═════ Material for this exercise ═════
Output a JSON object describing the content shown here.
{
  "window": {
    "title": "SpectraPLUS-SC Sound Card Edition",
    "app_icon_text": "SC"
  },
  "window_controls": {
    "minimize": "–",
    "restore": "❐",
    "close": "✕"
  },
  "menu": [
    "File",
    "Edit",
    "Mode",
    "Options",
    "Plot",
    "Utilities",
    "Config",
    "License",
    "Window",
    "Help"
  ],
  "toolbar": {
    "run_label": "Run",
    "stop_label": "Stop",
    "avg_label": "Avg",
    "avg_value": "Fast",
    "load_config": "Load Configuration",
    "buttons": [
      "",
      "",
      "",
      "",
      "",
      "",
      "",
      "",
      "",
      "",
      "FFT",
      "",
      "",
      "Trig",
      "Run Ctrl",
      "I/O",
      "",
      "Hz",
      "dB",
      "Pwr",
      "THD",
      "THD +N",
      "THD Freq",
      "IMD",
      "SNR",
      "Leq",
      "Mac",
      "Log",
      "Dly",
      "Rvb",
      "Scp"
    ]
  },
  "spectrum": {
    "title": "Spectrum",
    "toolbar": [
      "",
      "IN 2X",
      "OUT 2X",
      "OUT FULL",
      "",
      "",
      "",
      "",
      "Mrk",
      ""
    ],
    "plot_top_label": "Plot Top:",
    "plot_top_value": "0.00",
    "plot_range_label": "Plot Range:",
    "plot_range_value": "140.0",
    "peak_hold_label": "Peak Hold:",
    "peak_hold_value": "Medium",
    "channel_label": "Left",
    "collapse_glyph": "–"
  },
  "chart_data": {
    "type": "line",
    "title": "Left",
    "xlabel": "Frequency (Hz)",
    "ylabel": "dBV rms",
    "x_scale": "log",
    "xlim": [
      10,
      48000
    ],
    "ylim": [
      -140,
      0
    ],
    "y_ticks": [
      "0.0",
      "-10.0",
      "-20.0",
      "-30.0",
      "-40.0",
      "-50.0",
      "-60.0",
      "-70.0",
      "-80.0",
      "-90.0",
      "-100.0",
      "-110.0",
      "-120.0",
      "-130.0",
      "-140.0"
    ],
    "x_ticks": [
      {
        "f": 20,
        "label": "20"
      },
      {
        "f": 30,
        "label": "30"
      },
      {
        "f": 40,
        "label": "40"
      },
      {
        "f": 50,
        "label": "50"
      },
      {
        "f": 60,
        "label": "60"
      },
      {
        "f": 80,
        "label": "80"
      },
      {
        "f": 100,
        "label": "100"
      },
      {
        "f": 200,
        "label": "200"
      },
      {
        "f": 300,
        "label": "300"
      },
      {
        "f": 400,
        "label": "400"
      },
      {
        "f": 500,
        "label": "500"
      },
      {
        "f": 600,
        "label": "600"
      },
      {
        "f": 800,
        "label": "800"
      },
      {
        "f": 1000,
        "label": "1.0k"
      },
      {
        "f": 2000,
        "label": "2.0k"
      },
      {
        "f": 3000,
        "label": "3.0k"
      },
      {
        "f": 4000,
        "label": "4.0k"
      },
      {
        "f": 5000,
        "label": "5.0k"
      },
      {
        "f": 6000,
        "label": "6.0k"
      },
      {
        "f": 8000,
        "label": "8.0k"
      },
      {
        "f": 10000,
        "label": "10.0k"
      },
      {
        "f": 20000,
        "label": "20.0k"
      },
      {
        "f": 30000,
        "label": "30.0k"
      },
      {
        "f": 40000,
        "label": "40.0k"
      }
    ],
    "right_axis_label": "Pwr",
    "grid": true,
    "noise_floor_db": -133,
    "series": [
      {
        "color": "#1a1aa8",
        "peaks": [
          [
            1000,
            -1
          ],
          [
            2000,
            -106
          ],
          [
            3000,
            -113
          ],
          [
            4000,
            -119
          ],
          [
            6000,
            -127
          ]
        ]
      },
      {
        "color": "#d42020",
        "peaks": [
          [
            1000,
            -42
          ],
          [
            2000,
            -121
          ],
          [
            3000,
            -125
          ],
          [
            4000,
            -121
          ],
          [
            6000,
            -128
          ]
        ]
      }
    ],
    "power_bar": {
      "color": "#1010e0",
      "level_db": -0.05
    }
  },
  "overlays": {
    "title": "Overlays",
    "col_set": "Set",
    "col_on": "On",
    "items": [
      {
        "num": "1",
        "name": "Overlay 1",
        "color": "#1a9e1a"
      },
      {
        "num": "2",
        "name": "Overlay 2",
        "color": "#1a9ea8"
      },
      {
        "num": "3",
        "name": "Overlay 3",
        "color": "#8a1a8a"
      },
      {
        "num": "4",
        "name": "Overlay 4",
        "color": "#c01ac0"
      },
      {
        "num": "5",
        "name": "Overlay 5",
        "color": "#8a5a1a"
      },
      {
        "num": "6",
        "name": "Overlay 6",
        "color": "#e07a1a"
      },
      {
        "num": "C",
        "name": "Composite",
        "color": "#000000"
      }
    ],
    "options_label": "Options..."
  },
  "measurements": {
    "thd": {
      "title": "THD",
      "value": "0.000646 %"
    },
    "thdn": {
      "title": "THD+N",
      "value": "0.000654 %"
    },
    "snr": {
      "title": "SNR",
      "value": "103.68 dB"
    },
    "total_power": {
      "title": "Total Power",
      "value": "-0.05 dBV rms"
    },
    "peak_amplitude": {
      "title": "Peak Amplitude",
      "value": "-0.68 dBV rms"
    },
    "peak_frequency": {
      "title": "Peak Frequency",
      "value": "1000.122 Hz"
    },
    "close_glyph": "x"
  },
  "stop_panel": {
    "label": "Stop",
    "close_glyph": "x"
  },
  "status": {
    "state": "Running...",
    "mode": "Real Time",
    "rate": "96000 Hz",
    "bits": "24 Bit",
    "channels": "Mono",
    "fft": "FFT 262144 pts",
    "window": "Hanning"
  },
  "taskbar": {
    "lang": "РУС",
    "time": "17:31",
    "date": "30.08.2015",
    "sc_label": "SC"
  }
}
═════
**What to work on:** All of the data above should be transcribed exactly.

**Task solution:**
Output a JSON object describing the content shown here.
{
  "window": {
    "title": "SpectraPLUS-SC Sound Card Edition",
    "app_icon_text": "SC"
  },
  "window_controls": {
    "minimize": "–",
    "restore": "❐",
    "close": "✕"
  },
  "menu": [
    "File",
    "Edit",
    "Mode",
    "Options",
    "Plot",
    "Utilities",
    "Config",
    "License",
    "Window",
    "Help"
  ],
  "toolbar": {
    "run_label": "Run",
    "stop_label": "Stop",
    "avg_label": "Avg",
    "avg_value": "Fast",
    "load_config": "Load Configuration",
    "buttons": [
      "",
      "",
      "",
      "",
      "",
      "",
      "",
      "",
      "",
      "",
      "FFT",
      "",
      "",
      "Trig",
      "Run Ctrl",
      "I/O",
      "",
      "Hz",
      "dB",
      "Pwr",
      "THD",
      "THD +N",
      "THD Freq",
      "IMD",
      "SNR",
      "Leq",
      "Mac",
      "Log",
      "Dly",
      "Rvb",
      "Scp"
    ]
  },
  "spectrum": {
    "title": "Spectrum",
    "toolbar": [
      "",
      "IN 2X",
      "OUT 2X",
      "OUT FULL",
      "",
      "",
      "",
      "",
      "Mrk",
      ""
    ],
    "plot_top_label": "Plot Top:",
    "plot_top_value": "0.00",
    "plot_range_label": "Plot Range:",
    "plot_range_value": "140.0",
    "peak_hold_label": "Peak Hold:",
    "peak_hold_value": "Medium",
    "channel_label": "Left",
    "collapse_glyph": "–"
  },
  "chart_data": {
    "type": "line",
    "title": "Left",
    "xlabel": "Frequency (Hz)",
    "ylabel": "dBV rms",
    "x_scale": "log",
    "xlim": [
      10,
      48000
    ],
    "ylim": [
      -140,
      0
    ],
    "y_ticks": [
      "0.0",
      "-10.0",
      "-20.0",
      "-30.0",
      "-40.0",
      "-50.0",
      "-60.0",
      "-70.0",
      "-80.0",
      "-90.0",
      "-100.0",
      "-110.0",
      "-120.0",
      "-130.0",
      "-140.0"
    ],
    "x_ticks": [
      {
        "f": 20,
        "label": "20"
      },
      {
        "f": 30,
        "label": "30"
      },
      {
        "f": 40,
        "label": "40"
      },
      {
        "f": 50,
        "label": "50"
      },
      {
        "f": 60,
        "label": "60"
      },
      {
        "f": 80,
        "label": "80"
      },
      {
        "f": 100,
        "label": "100"
      },
      {
        "f": 200,
        "label": "200"
      },
      {
        "f": 300,
        "label": "300"
      },
      {
        "f": 400,
        "label": "400"
      },
      {
        "f": 500,
        "label": "500"
      },
      {
        "f": 600,
        "label": "600"
      },
      {
        "f": 800,
        "label": "800"
      },
      {
        "f": 1000,
        "label": "1.0k"
      },
      {
        "f": 2000,
        "label": "2.0k"
      },
      {
        "f": 3000,
        "label": "3.0k"
      },
      {
        "f": 4000,
        "label": "4.0k"
      },
      {
        "f": 5000,
        "label": "5.0k"
      },
      {
        "f": 6000,
        "label": "6.0k"
      },
      {
        "f": 8000,
        "label": "8.0k"
      },
      {
        "f": 10000,
        "label": "10.0k"
      },
      {
        "f": 20000,
        "label": "20.0k"
      },
      {
        "f": 30000,
        "label": "30.0k"
      },
      {
        "f": 40000,
        "label": "40.0k"
      }
    ],
    "right_axis_label": "Pwr",
    "grid": true,
    "noise_floor_db": -133,
    "series": [
      {
        "color": "#1a1aa8",
        "peaks": [
          [
            1000,
            -1
          ],
          [
            2000,
            -106
          ],
          [
            3000,
            -113
          ],
          [
            4000,
            -119
          ],
          [
            6000,
            -127
          ]
        ]
      },
      {
        "color": "#d42020",
        "peaks": [
          [
            1000,
            -42
          ],
          [
            2000,
            -121
          ],
          [
            3000,
            -125
          ],
          [
            4000,
            -121
          ],
          [
            6000,
            -128
          ]
        ]
      }
    ],
    "power_bar": {
      "color": "#1010e0",
      "level_db": -0.05
    }
  },
  "overlays": {
    "title": "Overlays",
    "col_set": "Set",
    "col_on": "On",
    "items": [
      {
        "num": "1",
        "name": "Overlay 1",
        "color": "#1a9e1a"
      },
      {
        "num": "2",
        "name": "Overlay 2",
        "color": "#1a9ea8"
      },
      {
        "num": "3",
        "name": "Overlay 3",
        "color": "#8a1a8a"
      },
      {
        "num": "4",
        "name": "Overlay 4",
        "color": "#c01ac0"
      },
      {
        "num": "5",
        "name": "Overlay 5",
        "color": "#8a5a1a"
      },
      {
        "num": "6",
        "name": "Overlay 6",
        "color": "#e07a1a"
      },
      {
        "num": "C",
        "name": "Composite",
        "color": "#000000"
      }
    ],
    "options_label": "Options..."
  },
  "measurements": {
    "thd": {
      "title": "THD",
      "value": "0.000646 %"
    },
    "thdn": {
      "title": "THD+N",
      "value": "0.000654 %"
    },
    "snr": {
      "title": "SNR",
      "value": "103.68 dB"
    },
    "total_power": {
      "title": "Total Power",
      "value": "-0.05 dBV rms"
    },
    "peak_amplitude": {
      "title": "Peak Amplitude",
      "value": "-0.68 dBV rms"
    },
    "peak_frequency": {
      "title": "Peak Frequency",
      "value": "1000.122 Hz"
    },
    "close_glyph": "x"
  },
  "stop_panel": {
    "label": "Stop",
    "close_glyph": "x"
  },
  "status": {
    "state": "Running...",
    "mode": "Real Time",
    "rate": "96000 Hz",
    "bits": "24 Bit",
    "channels": "Mono",
    "fft": "FFT 262144 pts",
    "window": "Hanning"
  },
  "taskbar": {
    "lang": "РУС",
    "time": "17:31",
    "date": "30.08.2015",
    "sc_label": "SC"
  }
}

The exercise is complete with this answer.